What is asked:
Using the listing below, please gather every line containing the word "hotmail".
-------------------------
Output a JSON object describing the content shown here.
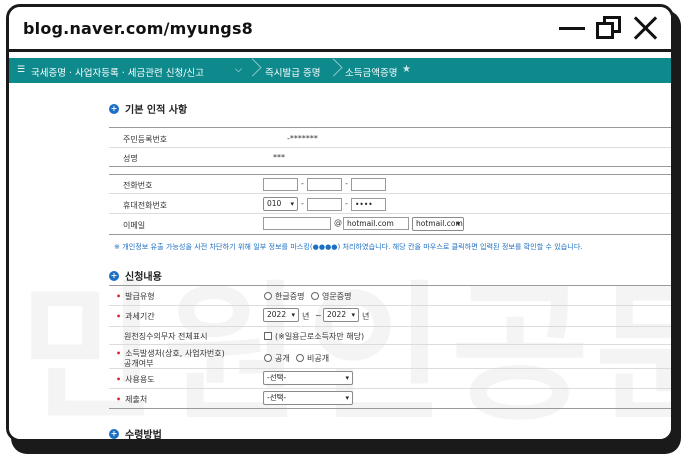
{
  "window": {
    "url": "blog.naver.com/myungs8"
  },
  "nav": {
    "menu_icon": "hamburger-icon",
    "category": "국세증명 · 사업자등록 · 세금관련 신청/신고",
    "crumb1": "즉시발급 증명",
    "crumb2": "소득금액증명",
    "star_icon": "star-icon",
    "theme_color": "#0e8a8d"
  },
  "basic": {
    "title": "기본 인적 사항",
    "rrn_label": "주민등록번호",
    "rrn_value": "-*******",
    "name_label": "성명",
    "name_value": "***",
    "phone_label": "전화번호",
    "phone_sep": "-",
    "mobile_label": "휴대전화번호",
    "mobile_prefix": "010",
    "mobile_last": "••••",
    "email_label": "이메일",
    "email_at": "@",
    "email_domain": "hotmail.com",
    "email_select": "hotmail.com",
    "notice": "※ 개인정보 유출 가능성을 사전 차단하기 위해 일부 정보를 마스킹(●●●●) 처리하였습니다. 해당 칸을 마우스로 클릭하면 입력된 정보를 확인할 수 있습니다."
  },
  "apply": {
    "title": "신청내용",
    "type_label": "발급유형",
    "type_opt1": "한글증명",
    "type_opt2": "영문증명",
    "period_label": "과세기간",
    "year_from": "2022",
    "year_unit1": "년",
    "tilde": "~",
    "year_to": "2022",
    "year_unit2": "년",
    "withholding_label": "원천징수의무자 전체표시",
    "withholding_note": "(※일용근로소득자만 해당)",
    "disclose_label_1": "소득발생처(상호, 사업자번호)",
    "disclose_label_2": "공개여부",
    "disclose_opt1": "공개",
    "disclose_opt2": "비공개",
    "usage_label": "사용용도",
    "usage_value": "-선택-",
    "submit_label": "제출처",
    "submit_value": "-선택-"
  },
  "receive": {
    "title": "수령방법"
  },
  "watermark": "민원인공문"
}
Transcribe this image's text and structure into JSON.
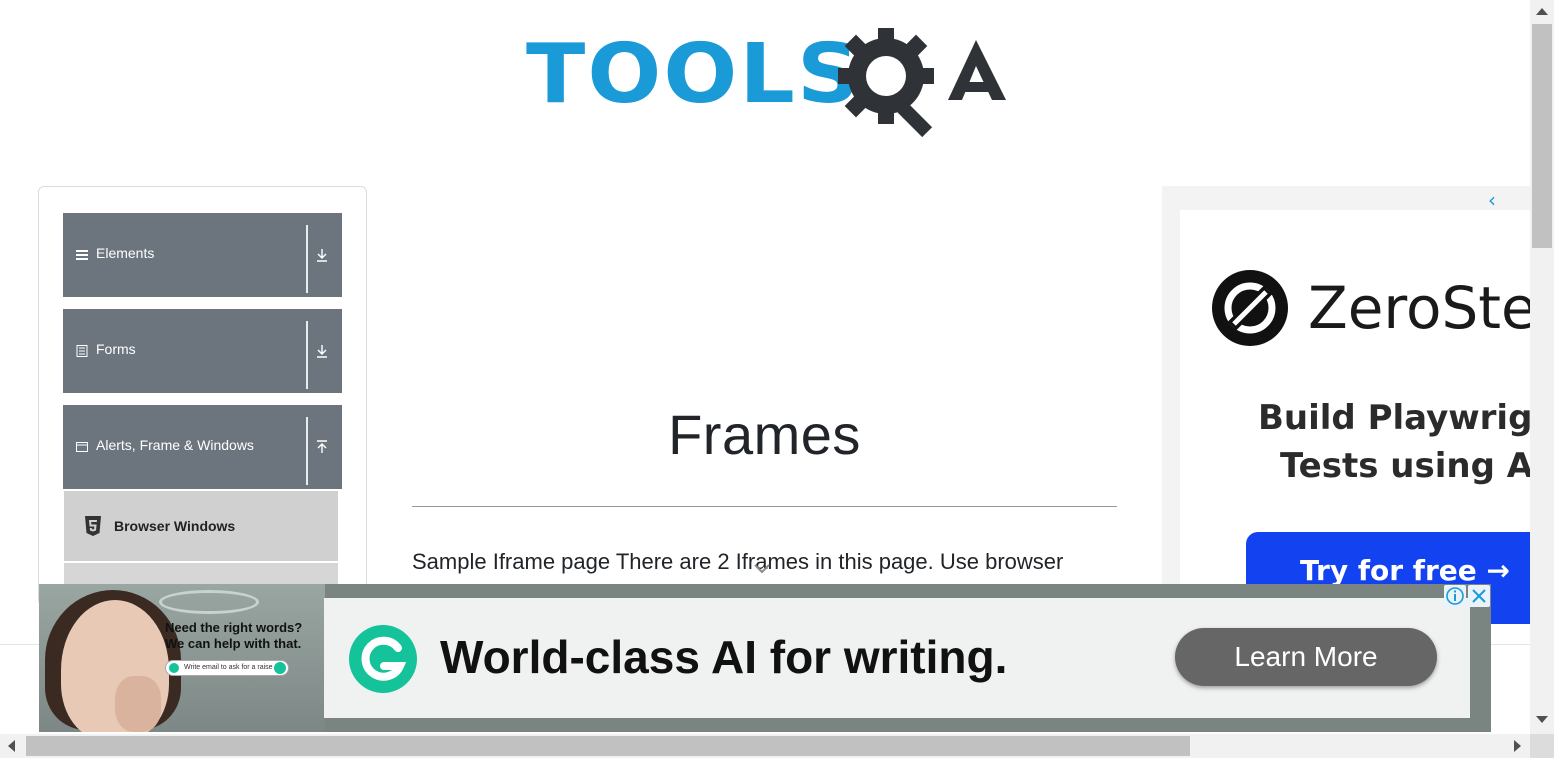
{
  "header": {
    "logo_text": "TOOLS",
    "logo_suffix": "QA",
    "logo_color": "#1a9bd7"
  },
  "sidebar": {
    "groups": [
      {
        "label": "Elements",
        "icon": "list-icon",
        "state": "collapsed"
      },
      {
        "label": "Forms",
        "icon": "form-icon",
        "state": "collapsed"
      },
      {
        "label": "Alerts, Frame & Windows",
        "icon": "window-icon",
        "state": "expanded"
      }
    ],
    "subitems": [
      {
        "label": "Browser Windows",
        "icon": "html5-icon"
      }
    ],
    "group_color": "#6c757d"
  },
  "main": {
    "title": "Frames",
    "description": "Sample Iframe page There are 2 Iframes in this page. Use browser"
  },
  "right_ad": {
    "brand": "ZeroSte",
    "headline_line1": "Build Playwrigh",
    "headline_line2": "Tests using A",
    "cta": "Try for free →",
    "cta_color": "#1342f0"
  },
  "bottom_ad": {
    "photo_text": "Need the right words? We can help with that.",
    "photo_input": "Write email to ask for a raise",
    "headline": "World-class AI for writing.",
    "cta": "Learn More",
    "brand_color": "#15c39a"
  }
}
-------------------------
Task result:
    "email_domain": "hotmail.com",
    "email_select": "hotmail.com",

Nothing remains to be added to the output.